───── Material for this exercise

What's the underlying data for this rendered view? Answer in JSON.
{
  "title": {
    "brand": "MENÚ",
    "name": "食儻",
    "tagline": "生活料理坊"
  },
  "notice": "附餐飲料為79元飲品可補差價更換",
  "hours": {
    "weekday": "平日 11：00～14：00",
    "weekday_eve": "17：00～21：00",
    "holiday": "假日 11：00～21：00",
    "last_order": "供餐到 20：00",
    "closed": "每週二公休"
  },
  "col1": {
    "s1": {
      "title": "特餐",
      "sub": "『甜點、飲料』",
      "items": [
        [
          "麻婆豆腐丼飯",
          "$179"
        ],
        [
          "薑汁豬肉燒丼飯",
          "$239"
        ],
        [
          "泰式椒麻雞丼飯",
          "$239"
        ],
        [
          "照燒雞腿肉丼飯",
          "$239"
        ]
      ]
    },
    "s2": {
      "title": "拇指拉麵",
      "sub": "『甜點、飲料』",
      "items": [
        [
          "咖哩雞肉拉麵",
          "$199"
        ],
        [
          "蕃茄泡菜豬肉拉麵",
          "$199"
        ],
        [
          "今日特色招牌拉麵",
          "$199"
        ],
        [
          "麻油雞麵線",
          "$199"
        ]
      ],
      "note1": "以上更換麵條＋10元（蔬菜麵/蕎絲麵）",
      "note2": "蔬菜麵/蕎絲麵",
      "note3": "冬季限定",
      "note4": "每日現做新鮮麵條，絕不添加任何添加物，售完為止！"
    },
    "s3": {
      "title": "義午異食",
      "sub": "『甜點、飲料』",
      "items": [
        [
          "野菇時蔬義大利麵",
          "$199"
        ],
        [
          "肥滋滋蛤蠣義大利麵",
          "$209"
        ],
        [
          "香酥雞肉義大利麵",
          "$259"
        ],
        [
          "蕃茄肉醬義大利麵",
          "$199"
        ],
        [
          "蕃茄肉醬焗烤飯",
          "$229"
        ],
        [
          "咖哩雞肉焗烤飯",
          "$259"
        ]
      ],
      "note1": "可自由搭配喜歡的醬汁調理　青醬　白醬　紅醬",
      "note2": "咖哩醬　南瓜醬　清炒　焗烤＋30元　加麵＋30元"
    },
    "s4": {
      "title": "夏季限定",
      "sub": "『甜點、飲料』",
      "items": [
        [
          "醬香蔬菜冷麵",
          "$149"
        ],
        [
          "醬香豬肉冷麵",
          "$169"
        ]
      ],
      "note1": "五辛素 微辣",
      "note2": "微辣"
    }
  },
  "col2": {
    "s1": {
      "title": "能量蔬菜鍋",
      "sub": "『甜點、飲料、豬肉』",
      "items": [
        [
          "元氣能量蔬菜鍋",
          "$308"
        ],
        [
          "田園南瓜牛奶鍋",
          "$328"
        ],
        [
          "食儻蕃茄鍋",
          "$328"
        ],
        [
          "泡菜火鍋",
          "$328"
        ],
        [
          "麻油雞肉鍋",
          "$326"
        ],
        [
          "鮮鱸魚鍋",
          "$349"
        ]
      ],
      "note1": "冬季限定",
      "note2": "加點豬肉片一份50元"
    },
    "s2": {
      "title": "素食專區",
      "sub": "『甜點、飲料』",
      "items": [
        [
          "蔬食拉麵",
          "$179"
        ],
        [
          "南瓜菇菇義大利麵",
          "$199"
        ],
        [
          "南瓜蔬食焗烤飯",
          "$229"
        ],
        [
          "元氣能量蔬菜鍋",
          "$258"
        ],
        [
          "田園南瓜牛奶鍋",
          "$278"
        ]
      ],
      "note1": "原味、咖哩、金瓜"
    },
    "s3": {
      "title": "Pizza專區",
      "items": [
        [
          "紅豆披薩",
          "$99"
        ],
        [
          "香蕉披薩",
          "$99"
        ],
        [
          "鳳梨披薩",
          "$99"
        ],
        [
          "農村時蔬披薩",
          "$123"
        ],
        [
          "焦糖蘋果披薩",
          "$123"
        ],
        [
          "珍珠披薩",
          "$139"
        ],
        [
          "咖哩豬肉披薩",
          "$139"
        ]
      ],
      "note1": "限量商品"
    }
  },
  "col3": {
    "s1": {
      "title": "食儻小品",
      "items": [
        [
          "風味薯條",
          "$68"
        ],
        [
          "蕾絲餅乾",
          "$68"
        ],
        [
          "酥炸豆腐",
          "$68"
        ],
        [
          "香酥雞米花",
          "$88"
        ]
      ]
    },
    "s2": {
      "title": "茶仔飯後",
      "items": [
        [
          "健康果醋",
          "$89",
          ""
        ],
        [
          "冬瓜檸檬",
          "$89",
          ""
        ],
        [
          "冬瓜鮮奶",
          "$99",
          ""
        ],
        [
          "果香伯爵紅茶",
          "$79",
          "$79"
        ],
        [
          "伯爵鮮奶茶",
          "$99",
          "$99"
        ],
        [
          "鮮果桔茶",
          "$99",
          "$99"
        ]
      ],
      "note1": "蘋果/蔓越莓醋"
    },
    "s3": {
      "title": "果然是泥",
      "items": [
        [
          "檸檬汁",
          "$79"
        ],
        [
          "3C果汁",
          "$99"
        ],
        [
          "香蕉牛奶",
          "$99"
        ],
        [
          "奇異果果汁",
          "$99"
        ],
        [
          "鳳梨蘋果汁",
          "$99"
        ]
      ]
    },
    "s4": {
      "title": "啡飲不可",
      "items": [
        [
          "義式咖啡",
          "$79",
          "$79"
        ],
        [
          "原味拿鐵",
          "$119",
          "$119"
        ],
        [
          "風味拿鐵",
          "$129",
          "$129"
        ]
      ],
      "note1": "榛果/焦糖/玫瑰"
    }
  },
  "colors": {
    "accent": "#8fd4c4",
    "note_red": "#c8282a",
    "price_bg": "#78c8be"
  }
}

──────────

What you will do ▸ Reproduce the full set of records precisely.

Result for this exercise ▸
What's the underlying data for this rendered view? Answer in JSON.
{
  "title": {
    "brand": "MENÚ",
    "name": "食儻",
    "tagline": "生活料理坊"
  },
  "notice": "附餐飲料為79元飲品可補差價更換",
  "hours": {
    "weekday": "平日 11：00～14：00",
    "weekday_eve": "17：00～21：00",
    "holiday": "假日 11：00～21：00",
    "last_order": "供餐到 20：00",
    "closed": "每週二公休"
  },
  "col1": {
    "s1": {
      "title": "特餐",
      "sub": "『甜點、飲料』",
      "items": [
        [
          "麻婆豆腐丼飯",
          "$179"
        ],
        [
          "薑汁豬肉燒丼飯",
          "$239"
        ],
        [
          "泰式椒麻雞丼飯",
          "$239"
        ],
        [
          "照燒雞腿肉丼飯",
          "$239"
        ]
      ]
    },
    "s2": {
      "title": "拇指拉麵",
      "sub": "『甜點、飲料』",
      "items": [
        [
          "咖哩雞肉拉麵",
          "$199"
        ],
        [
          "蕃茄泡菜豬肉拉麵",
          "$199"
        ],
        [
          "今日特色招牌拉麵",
          "$199"
        ],
        [
          "麻油雞麵線",
          "$199"
        ]
      ],
      "note1": "以上更換麵條＋10元（蔬菜麵/蕎絲麵）",
      "note2": "蔬菜麵/蕎絲麵",
      "note3": "冬季限定",
      "note4": "每日現做新鮮麵條，絕不添加任何添加物，售完為止！"
    },
    "s3": {
      "title": "義午異食",
      "sub": "『甜點、飲料』",
      "items": [
        [
          "野菇時蔬義大利麵",
          "$199"
        ],
        [
          "肥滋滋蛤蠣義大利麵",
          "$209"
        ],
        [
          "香酥雞肉義大利麵",
          "$259"
        ],
        [
          "蕃茄肉醬義大利麵",
          "$199"
        ],
        [
          "蕃茄肉醬焗烤飯",
          "$229"
        ],
        [
          "咖哩雞肉焗烤飯",
          "$259"
        ]
      ],
      "note1": "可自由搭配喜歡的醬汁調理　青醬　白醬　紅醬",
      "note2": "咖哩醬　南瓜醬　清炒　焗烤＋30元　加麵＋30元"
    },
    "s4": {
      "title": "夏季限定",
      "sub": "『甜點、飲料』",
      "items": [
        [
          "醬香蔬菜冷麵",
          "$149"
        ],
        [
          "醬香豬肉冷麵",
          "$169"
        ]
      ],
      "note1": "五辛素 微辣",
      "note2": "微辣"
    }
  },
  "col2": {
    "s1": {
      "title": "能量蔬菜鍋",
      "sub": "『甜點、飲料、豬肉』",
      "items": [
        [
          "元氣能量蔬菜鍋",
          "$308"
        ],
        [
          "田園南瓜牛奶鍋",
          "$328"
        ],
        [
          "食儻蕃茄鍋",
          "$328"
        ],
        [
          "泡菜火鍋",
          "$328"
        ],
        [
          "麻油雞肉鍋",
          "$326"
        ],
        [
          "鮮鱸魚鍋",
          "$349"
        ]
      ],
      "note1": "冬季限定",
      "note2": "加點豬肉片一份50元"
    },
    "s2": {
      "title": "素食專區",
      "sub": "『甜點、飲料』",
      "items": [
        [
          "蔬食拉麵",
          "$179"
        ],
        [
          "南瓜菇菇義大利麵",
          "$199"
        ],
        [
          "南瓜蔬食焗烤飯",
          "$229"
        ],
        [
          "元氣能量蔬菜鍋",
          "$258"
        ],
        [
          "田園南瓜牛奶鍋",
          "$278"
        ]
      ],
      "note1": "原味、咖哩、金瓜"
    },
    "s3": {
      "title": "Pizza專區",
      "items": [
        [
          "紅豆披薩",
          "$99"
        ],
        [
          "香蕉披薩",
          "$99"
        ],
        [
          "鳳梨披薩",
          "$99"
        ],
        [
          "農村時蔬披薩",
          "$123"
        ],
        [
          "焦糖蘋果披薩",
          "$123"
        ],
        [
          "珍珠披薩",
          "$139"
        ],
        [
          "咖哩豬肉披薩",
          "$139"
        ]
      ],
      "note1": "限量商品"
    }
  },
  "col3": {
    "s1": {
      "title": "食儻小品",
      "items": [
        [
          "風味薯條",
          "$68"
        ],
        [
          "蕾絲餅乾",
          "$68"
        ],
        [
          "酥炸豆腐",
          "$68"
        ],
        [
          "香酥雞米花",
          "$88"
        ]
      ]
    },
    "s2": {
      "title": "茶仔飯後",
      "items": [
        [
          "健康果醋",
          "$89",
          ""
        ],
        [
          "冬瓜檸檬",
          "$89",
          ""
        ],
        [
          "冬瓜鮮奶",
          "$99",
          ""
        ],
        [
          "果香伯爵紅茶",
          "$79",
          "$79"
        ],
        [
          "伯爵鮮奶茶",
          "$99",
          "$99"
        ],
        [
          "鮮果桔茶",
          "$99",
          "$99"
        ]
      ],
      "note1": "蘋果/蔓越莓醋"
    },
    "s3": {
      "title": "果然是泥",
      "items": [
        [
          "檸檬汁",
          "$79"
        ],
        [
          "3C果汁",
          "$99"
        ],
        [
          "香蕉牛奶",
          "$99"
        ],
        [
          "奇異果果汁",
          "$99"
        ],
        [
          "鳳梨蘋果汁",
          "$99"
        ]
      ]
    },
    "s4": {
      "title": "啡飲不可",
      "items": [
        [
          "義式咖啡",
          "$79",
          "$79"
        ],
        [
          "原味拿鐵",
          "$119",
          "$119"
        ],
        [
          "風味拿鐵",
          "$129",
          "$129"
        ]
      ],
      "note1": "榛果/焦糖/玫瑰"
    }
  },
  "colors": {
    "accent": "#8fd4c4",
    "note_red": "#c8282a",
    "price_bg": "#78c8be"
  }
}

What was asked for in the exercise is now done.